A block of data:
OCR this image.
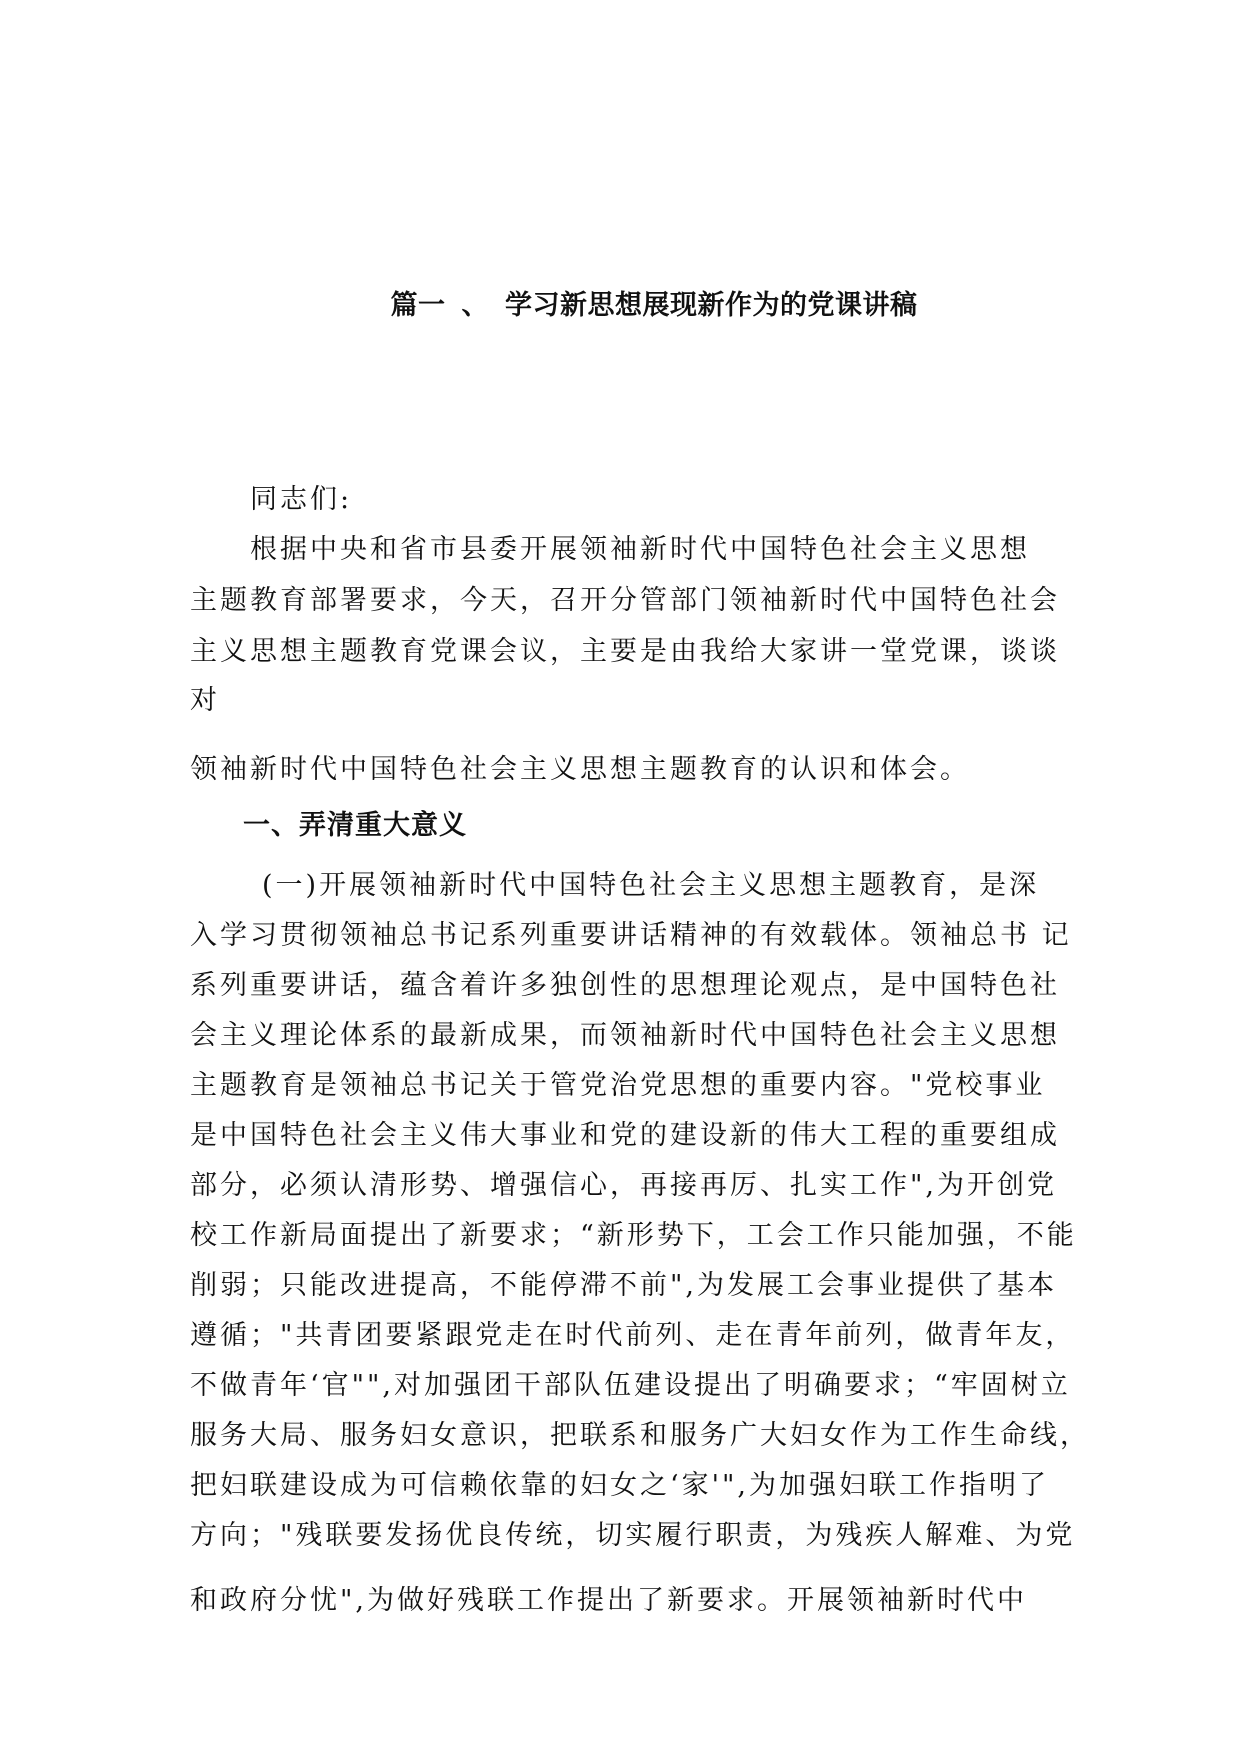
篇一 、 学习新思想展现新作为的党课讲稿
同志们:
根据中央和省市县委开展领袖新时代中国特色社会主义思想
主题教育部署要求，今天，召开分管部门领袖新时代中国特色社会
主义思想主题教育党课会议，主要是由我给大家讲一堂党课，谈谈
对
领袖新时代中国特色社会主义思想主题教育的认识和体会。
一、弄清重大意义
(一)开展领袖新时代中国特色社会主义思想主题教育，是深
入学习贯彻领袖总书记系列重要讲话精神的有效载体。领袖总书 记
系列重要讲话，蕴含着许多独创性的思想理论观点，是中国特色社
会主义理论体系的最新成果，而领袖新时代中国特色社会主义思想
主题教育是领袖总书记关于管党治党思想的重要内容。"党校事业
是中国特色社会主义伟大事业和党的建设新的伟大工程的重要组成
部分，必须认清形势、增强信心，再接再厉、扎实工作",为开创党
校工作新局面提出了新要求；“新形势下，工会工作只能加强，不能
削弱；只能改进提高，不能停滞不前",为发展工会事业提供了基本
遵循；"共青团要紧跟党走在时代前列、走在青年前列，做青年友，
不做青年‘官"",对加强团干部队伍建设提出了明确要求；“牢固树立
服务大局、服务妇女意识，把联系和服务广大妇女作为工作生命线，
把妇联建设成为可信赖依靠的妇女之‘家'",为加强妇联工作指明了
方向；"残联要发扬优良传统，切实履行职责，为残疾人解难、为党
和政府分忧",为做好残联工作提出了新要求。开展领袖新时代中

**PROBLEM TO SOLVE:**
Each entry above should be reproduced exactly, with the pictures removed.

**FULL ANSWER:**
OCR this image.
篇一 、 学习新思想展现新作为的党课讲稿
同志们:
根据中央和省市县委开展领袖新时代中国特色社会主义思想
主题教育部署要求，今天，召开分管部门领袖新时代中国特色社会
主义思想主题教育党课会议，主要是由我给大家讲一堂党课，谈谈
对
领袖新时代中国特色社会主义思想主题教育的认识和体会。
一、弄清重大意义
(一)开展领袖新时代中国特色社会主义思想主题教育，是深
入学习贯彻领袖总书记系列重要讲话精神的有效载体。领袖总书 记
系列重要讲话，蕴含着许多独创性的思想理论观点，是中国特色社
会主义理论体系的最新成果，而领袖新时代中国特色社会主义思想
主题教育是领袖总书记关于管党治党思想的重要内容。"党校事业
是中国特色社会主义伟大事业和党的建设新的伟大工程的重要组成
部分，必须认清形势、增强信心，再接再厉、扎实工作",为开创党
校工作新局面提出了新要求；“新形势下，工会工作只能加强，不能
削弱；只能改进提高，不能停滞不前",为发展工会事业提供了基本
遵循；"共青团要紧跟党走在时代前列、走在青年前列，做青年友，
不做青年‘官"",对加强团干部队伍建设提出了明确要求；“牢固树立
服务大局、服务妇女意识，把联系和服务广大妇女作为工作生命线，
把妇联建设成为可信赖依靠的妇女之‘家'",为加强妇联工作指明了
方向；"残联要发扬优良传统，切实履行职责，为残疾人解难、为党
和政府分忧",为做好残联工作提出了新要求。开展领袖新时代中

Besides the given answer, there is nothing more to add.